Separate public files from private files so you can apply different permission sets.
If users or groups have access to a folder, should they have the same access to every file in the folder? To every subdirectory? Check the sensitivity of files and attached subdirectories to evaluate whether inherited permissions are appropriate.
Keep in mind that the Everyone group gets Full access by default for all new folders you create. To prevent this, change the Everyone group's permission for a folder, then any new subdirectories you create will get the new permission settings.
If the server is connected to an untrusted network such as the Internet, do not store any files on the server that are sensitive and for in-house access only.
Never share the root directory of a drive or one of the drive icons that appears in the graphical display. An exception would be sharing a Read Only CD-ROM drive for public access.
For sensitive, password protected directories, enable Auditing. Right-click a folder, click Security, then click Auditing and enable Failure to track users that are attempting unauthorized access a folder or file. Note that File and Object access must be enabled from the Audit Policies menu in the User Manager, as described later.
Use encryption wherever possible to hide and protect files. Mergent (www.mergent.com) and RSA Data Systems (www.rsa.com) provide encryption software for this purpose.
You can remove Everyone's access to an entire folder tree by going to the root of the drive, changing the permissions, and propagating those permissions to subdirectories. Do not do this for the systemroot folder (usually C:\WINNT). You must manually update Everyone's right there.

** WHAT YOU SHOULD DO **
Explain why the file permission guidelines above recommend changing the Everyone group's permission for a folder.

** RECORDED INFORMATION **
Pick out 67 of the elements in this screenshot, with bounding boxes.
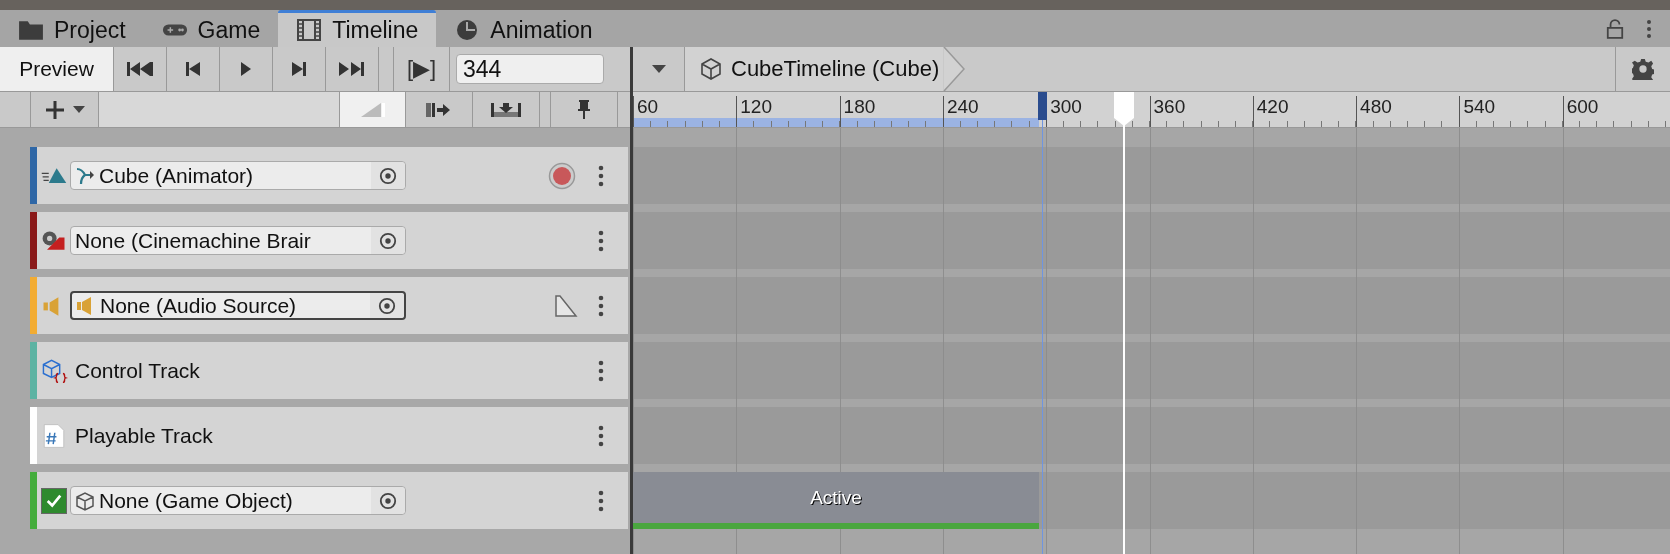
curve-icon[interactable]	[554, 293, 578, 318]
tab[interactable]: Timeline	[278, 10, 437, 47]
step-forward-icon	[291, 61, 307, 77]
plus-icon	[44, 99, 65, 120]
range-end-marker[interactable]	[1038, 92, 1047, 554]
ruler-tick-label: 120	[740, 96, 772, 118]
skip-to-start-icon	[126, 61, 154, 77]
preview-button[interactable]: Preview	[0, 47, 114, 91]
track-lane[interactable]	[633, 277, 1670, 334]
ruler-tick-label: 480	[1360, 96, 1392, 118]
ruler-tick-label: 300	[1050, 96, 1082, 118]
ruler-tick-label: 240	[946, 96, 979, 118]
caret-icon	[651, 65, 666, 73]
curve-toggle-button[interactable]	[340, 92, 406, 127]
pin-icon	[577, 99, 591, 120]
ruler-tick-label: 540	[1463, 96, 1496, 118]
animator-icon	[75, 165, 95, 186]
active-checkbox[interactable]	[40, 487, 67, 514]
more-options-icon[interactable]	[598, 424, 604, 447]
object-picker-icon[interactable]	[379, 491, 397, 510]
more-options-icon[interactable]	[598, 164, 604, 187]
insert-down-icon	[490, 101, 522, 118]
ruler-tick-label: 600	[1566, 96, 1599, 118]
more-options-icon[interactable]	[598, 229, 604, 252]
more-options-icon[interactable]	[598, 489, 604, 512]
ruler-tick-label: 60	[637, 96, 659, 118]
frame-field[interactable]: 344	[456, 54, 604, 84]
track-header[interactable]: Playable Track	[30, 407, 628, 464]
caret-icon	[72, 106, 85, 113]
track-header[interactable]: None (Audio Source)	[30, 277, 628, 334]
record-button[interactable]	[548, 161, 576, 190]
settings-icon	[1632, 58, 1654, 80]
tab[interactable]: Project	[0, 10, 144, 47]
object-picker-icon[interactable]	[379, 166, 397, 185]
track-lane[interactable]	[633, 212, 1670, 269]
film-strip-icon	[296, 19, 323, 41]
lock-icon[interactable]	[1606, 18, 1624, 39]
object-picker-icon[interactable]	[378, 296, 396, 315]
track-lane[interactable]	[633, 147, 1670, 204]
object-field[interactable]: None (Audio Source)	[70, 291, 406, 320]
step-back-icon	[185, 61, 201, 77]
ruler-tick-label: 180	[843, 96, 876, 118]
tab[interactable]: Game	[143, 10, 279, 47]
more-options-icon[interactable]	[598, 294, 604, 317]
cube-icon	[699, 57, 723, 81]
track-lane[interactable]	[633, 407, 1670, 464]
object-picker-icon[interactable]	[379, 231, 397, 250]
track-header[interactable]: None (Game Object)	[30, 472, 628, 529]
track-name: Playable Track	[75, 423, 213, 448]
folder-icon	[18, 19, 44, 41]
cube-icon	[75, 490, 95, 511]
track-header[interactable]: Cube (Animator)	[30, 147, 628, 204]
more-options-icon[interactable]	[1646, 18, 1652, 39]
play-icon	[240, 61, 252, 77]
playhead-handle[interactable]	[1113, 92, 1134, 126]
tab[interactable]: Animation	[436, 10, 611, 47]
object-field[interactable]: None (Cinemachine Brair	[70, 226, 406, 255]
object-field[interactable]: None (Game Object)	[70, 486, 406, 515]
ruler-tick-label: 360	[1153, 96, 1186, 118]
track-header[interactable]: Control Track	[30, 342, 628, 399]
more-options-icon[interactable]	[598, 359, 604, 382]
ruler-tick-label: 420	[1256, 96, 1289, 118]
track-name: Control Track	[75, 358, 200, 383]
object-field[interactable]: Cube (Animator)	[70, 161, 406, 190]
track-header[interactable]: None (Cinemachine Brair	[30, 212, 628, 269]
skip-to-end-icon	[338, 61, 366, 77]
track-lane[interactable]	[633, 342, 1670, 399]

** FULL OUTPUT **
By default, the Everyone group gets Full access on every new folder you create. If you change that group's permission for a folder, any new subdirectories you create will get the new settings instead of Full access.